==== Dataset extract ====
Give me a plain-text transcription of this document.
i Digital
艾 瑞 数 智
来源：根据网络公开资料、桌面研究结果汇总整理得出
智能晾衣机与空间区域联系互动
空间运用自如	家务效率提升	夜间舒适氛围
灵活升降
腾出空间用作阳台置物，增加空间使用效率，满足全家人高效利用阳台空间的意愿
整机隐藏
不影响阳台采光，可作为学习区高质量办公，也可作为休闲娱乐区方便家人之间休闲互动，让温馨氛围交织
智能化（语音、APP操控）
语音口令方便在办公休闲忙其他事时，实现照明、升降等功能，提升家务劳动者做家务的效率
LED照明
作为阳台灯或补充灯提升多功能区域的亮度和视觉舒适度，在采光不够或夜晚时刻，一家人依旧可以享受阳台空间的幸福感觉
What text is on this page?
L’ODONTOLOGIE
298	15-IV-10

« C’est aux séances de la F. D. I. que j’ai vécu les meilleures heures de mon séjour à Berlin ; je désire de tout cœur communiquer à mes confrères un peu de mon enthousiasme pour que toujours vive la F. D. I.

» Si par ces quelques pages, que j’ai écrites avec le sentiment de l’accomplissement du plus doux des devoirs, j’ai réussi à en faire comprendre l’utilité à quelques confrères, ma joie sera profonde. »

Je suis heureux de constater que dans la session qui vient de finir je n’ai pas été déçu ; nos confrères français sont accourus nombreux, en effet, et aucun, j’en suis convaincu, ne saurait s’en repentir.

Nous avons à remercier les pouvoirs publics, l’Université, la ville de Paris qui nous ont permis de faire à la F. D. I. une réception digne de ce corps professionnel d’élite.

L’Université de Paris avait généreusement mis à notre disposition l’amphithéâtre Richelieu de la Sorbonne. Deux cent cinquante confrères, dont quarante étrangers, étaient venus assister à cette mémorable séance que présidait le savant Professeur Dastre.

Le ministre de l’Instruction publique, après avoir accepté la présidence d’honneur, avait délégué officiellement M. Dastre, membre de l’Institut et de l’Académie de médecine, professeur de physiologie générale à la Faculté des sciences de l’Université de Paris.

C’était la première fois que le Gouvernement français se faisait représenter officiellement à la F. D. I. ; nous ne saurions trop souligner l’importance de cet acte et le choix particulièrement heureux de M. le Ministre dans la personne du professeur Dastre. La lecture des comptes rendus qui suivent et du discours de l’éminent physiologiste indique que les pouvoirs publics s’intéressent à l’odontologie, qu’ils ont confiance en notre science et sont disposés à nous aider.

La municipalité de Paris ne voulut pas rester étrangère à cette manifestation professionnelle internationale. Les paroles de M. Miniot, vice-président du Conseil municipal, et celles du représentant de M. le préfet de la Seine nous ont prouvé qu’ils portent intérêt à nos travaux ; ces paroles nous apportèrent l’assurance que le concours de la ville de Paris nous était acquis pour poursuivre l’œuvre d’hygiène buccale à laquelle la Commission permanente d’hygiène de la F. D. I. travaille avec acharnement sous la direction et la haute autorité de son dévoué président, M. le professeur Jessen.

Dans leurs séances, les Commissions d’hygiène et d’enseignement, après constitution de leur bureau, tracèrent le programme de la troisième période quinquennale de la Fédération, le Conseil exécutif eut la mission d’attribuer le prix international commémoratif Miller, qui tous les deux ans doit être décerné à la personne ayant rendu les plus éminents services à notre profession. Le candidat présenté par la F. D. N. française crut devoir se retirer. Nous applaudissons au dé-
====
- What you will do: Restate each record word for word.

- Response:
Give me a plain-text transcription of this document.
i Digital
艾 瑞 数 智
来源：根据网络公开资料、桌面研究结果汇总整理得出
智能晾衣机与空间区域联系互动
空间运用自如	家务效率提升	夜间舒适氛围
灵活升降
腾出空间用作阳台置物，增加空间使用效率，满足全家人高效利用阳台空间的意愿
整机隐藏
不影响阳台采光，可作为学习区高质量办公，也可作为休闲娱乐区方便家人之间休闲互动，让温馨氛围交织
智能化（语音、APP操控）
语音口令方便在办公休闲忙其他事时，实现照明、升降等功能，提升家务劳动者做家务的效率
LED照明
作为阳台灯或补充灯提升多功能区域的亮度和视觉舒适度，在采光不够或夜晚时刻，一家人依旧可以享受阳台空间的幸福感觉
What text is on this page?
L’ODONTOLOGIE
298	15-IV-10

« C’est aux séances de la F. D. I. que j’ai vécu les meilleures heures de mon séjour à Berlin ; je désire de tout cœur communiquer à mes confrères un peu de mon enthousiasme pour que toujours vive la F. D. I.

» Si par ces quelques pages, que j’ai écrites avec le sentiment de l’accomplissement du plus doux des devoirs, j’ai réussi à en faire comprendre l’utilité à quelques confrères, ma joie sera profonde. »

Je suis heureux de constater que dans la session qui vient de finir je n’ai pas été déçu ; nos confrères français sont accourus nombreux, en effet, et aucun, j’en suis convaincu, ne saurait s’en repentir.

Nous avons à remercier les pouvoirs publics, l’Université, la ville de Paris qui nous ont permis de faire à la F. D. I. une réception digne de ce corps professionnel d’élite.

L’Université de Paris avait généreusement mis à notre disposition l’amphithéâtre Richelieu de la Sorbonne. Deux cent cinquante confrères, dont quarante étrangers, étaient venus assister à cette mémorable séance que présidait le savant Professeur Dastre.

Le ministre de l’Instruction publique, après avoir accepté la présidence d’honneur, avait délégué officiellement M. Dastre, membre de l’Institut et de l’Académie de médecine, professeur de physiologie générale à la Faculté des sciences de l’Université de Paris.

C’était la première fois que le Gouvernement français se faisait représenter officiellement à la F. D. I. ; nous ne saurions trop souligner l’importance de cet acte et le choix particulièrement heureux de M. le Ministre dans la personne du professeur Dastre. La lecture des comptes rendus qui suivent et du discours de l’éminent physiologiste indique que les pouvoirs publics s’intéressent à l’odontologie, qu’ils ont confiance en notre science et sont disposés à nous aider.

La municipalité de Paris ne voulut pas rester étrangère à cette manifestation professionnelle internationale. Les paroles de M. Miniot, vice-président du Conseil municipal, et celles du représentant de M. le préfet de la Seine nous ont prouvé qu’ils portent intérêt à nos travaux ; ces paroles nous apportèrent l’assurance que le concours de la ville de Paris nous était acquis pour poursuivre l’œuvre d’hygiène buccale à laquelle la Commission permanente d’hygiène de la F. D. I. travaille avec acharnement sous la direction et la haute autorité de son dévoué président, M. le professeur Jessen.

Dans leurs séances, les Commissions d’hygiène et d’enseignement, après constitution de leur bureau, tracèrent le programme de la troisième période quinquennale de la Fédération, le Conseil exécutif eut la mission d’attribuer le prix international commémoratif Miller, qui tous les deux ans doit être décerné à la personne ayant rendu les plus éminents services à notre profession. Le candidat présenté par la F. D. N. française crut devoir se retirer. Nous applaudissons au dé-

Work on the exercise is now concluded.